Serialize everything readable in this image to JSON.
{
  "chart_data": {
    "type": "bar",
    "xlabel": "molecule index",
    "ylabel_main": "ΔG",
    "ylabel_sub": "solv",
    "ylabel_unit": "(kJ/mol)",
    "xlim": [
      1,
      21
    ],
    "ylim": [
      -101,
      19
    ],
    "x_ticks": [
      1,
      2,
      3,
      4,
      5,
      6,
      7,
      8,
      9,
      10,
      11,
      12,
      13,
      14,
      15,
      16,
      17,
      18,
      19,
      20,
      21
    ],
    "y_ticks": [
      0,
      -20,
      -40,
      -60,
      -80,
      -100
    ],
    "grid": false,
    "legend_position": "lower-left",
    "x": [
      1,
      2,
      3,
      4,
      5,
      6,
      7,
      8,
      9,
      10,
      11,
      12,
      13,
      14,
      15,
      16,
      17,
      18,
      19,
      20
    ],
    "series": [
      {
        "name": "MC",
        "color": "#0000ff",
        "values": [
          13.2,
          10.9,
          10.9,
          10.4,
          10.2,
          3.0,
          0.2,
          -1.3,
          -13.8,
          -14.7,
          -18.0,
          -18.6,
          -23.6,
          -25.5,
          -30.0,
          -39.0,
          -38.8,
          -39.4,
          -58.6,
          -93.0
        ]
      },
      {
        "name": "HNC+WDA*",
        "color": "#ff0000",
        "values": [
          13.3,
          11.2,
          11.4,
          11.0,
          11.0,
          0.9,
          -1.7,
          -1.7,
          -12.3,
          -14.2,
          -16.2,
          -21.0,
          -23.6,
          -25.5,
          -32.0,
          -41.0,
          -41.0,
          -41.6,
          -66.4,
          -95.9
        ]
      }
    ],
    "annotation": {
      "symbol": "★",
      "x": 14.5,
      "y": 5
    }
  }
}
⁂
» EXERCISE REQUIREMENTS
Print the records above exactly as they appear.

» WRITTEN ANSWER
Serialize everything readable in this image to JSON.
{
  "chart_data": {
    "type": "bar",
    "xlabel": "molecule index",
    "ylabel_main": "ΔG",
    "ylabel_sub": "solv",
    "ylabel_unit": "(kJ/mol)",
    "xlim": [
      1,
      21
    ],
    "ylim": [
      -101,
      19
    ],
    "x_ticks": [
      1,
      2,
      3,
      4,
      5,
      6,
      7,
      8,
      9,
      10,
      11,
      12,
      13,
      14,
      15,
      16,
      17,
      18,
      19,
      20,
      21
    ],
    "y_ticks": [
      0,
      -20,
      -40,
      -60,
      -80,
      -100
    ],
    "grid": false,
    "legend_position": "lower-left",
    "x": [
      1,
      2,
      3,
      4,
      5,
      6,
      7,
      8,
      9,
      10,
      11,
      12,
      13,
      14,
      15,
      16,
      17,
      18,
      19,
      20
    ],
    "series": [
      {
        "name": "MC",
        "color": "#0000ff",
        "values": [
          13.2,
          10.9,
          10.9,
          10.4,
          10.2,
          3.0,
          0.2,
          -1.3,
          -13.8,
          -14.7,
          -18.0,
          -18.6,
          -23.6,
          -25.5,
          -30.0,
          -39.0,
          -38.8,
          -39.4,
          -58.6,
          -93.0
        ]
      },
      {
        "name": "HNC+WDA*",
        "color": "#ff0000",
        "values": [
          13.3,
          11.2,
          11.4,
          11.0,
          11.0,
          0.9,
          -1.7,
          -1.7,
          -12.3,
          -14.2,
          -16.2,
          -21.0,
          -23.6,
          -25.5,
          -32.0,
          -41.0,
          -41.0,
          -41.6,
          -66.4,
          -95.9
        ]
      }
    ],
    "annotation": {
      "symbol": "★",
      "x": 14.5,
      "y": 5
    }
  }
}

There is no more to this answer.